→ AIM OF THE EXERCISE:
Look through the data and write out every line with the word "label" in it.

***** INPUT RECORDS *****

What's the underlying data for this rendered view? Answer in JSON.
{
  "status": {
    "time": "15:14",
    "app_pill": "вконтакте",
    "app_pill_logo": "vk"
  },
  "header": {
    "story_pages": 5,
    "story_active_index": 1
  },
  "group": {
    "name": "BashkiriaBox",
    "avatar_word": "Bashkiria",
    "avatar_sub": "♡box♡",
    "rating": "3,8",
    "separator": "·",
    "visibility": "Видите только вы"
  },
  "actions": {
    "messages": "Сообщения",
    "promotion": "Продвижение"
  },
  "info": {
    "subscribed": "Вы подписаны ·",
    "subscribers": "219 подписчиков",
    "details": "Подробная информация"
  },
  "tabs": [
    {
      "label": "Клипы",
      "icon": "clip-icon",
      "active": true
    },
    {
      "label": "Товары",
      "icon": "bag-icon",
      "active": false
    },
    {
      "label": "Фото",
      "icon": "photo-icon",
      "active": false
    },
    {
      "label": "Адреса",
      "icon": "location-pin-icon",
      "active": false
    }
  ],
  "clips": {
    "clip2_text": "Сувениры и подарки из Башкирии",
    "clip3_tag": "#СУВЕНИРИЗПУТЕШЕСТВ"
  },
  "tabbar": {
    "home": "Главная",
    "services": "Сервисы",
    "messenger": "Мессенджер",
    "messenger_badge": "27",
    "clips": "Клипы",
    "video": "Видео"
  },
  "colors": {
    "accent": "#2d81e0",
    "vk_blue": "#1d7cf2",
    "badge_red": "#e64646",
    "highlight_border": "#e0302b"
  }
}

*****

→ FINAL RESULT:
      "label": "Клипы",
      "label": "Товары",
      "label": "Фото",
      "label": "Адреса",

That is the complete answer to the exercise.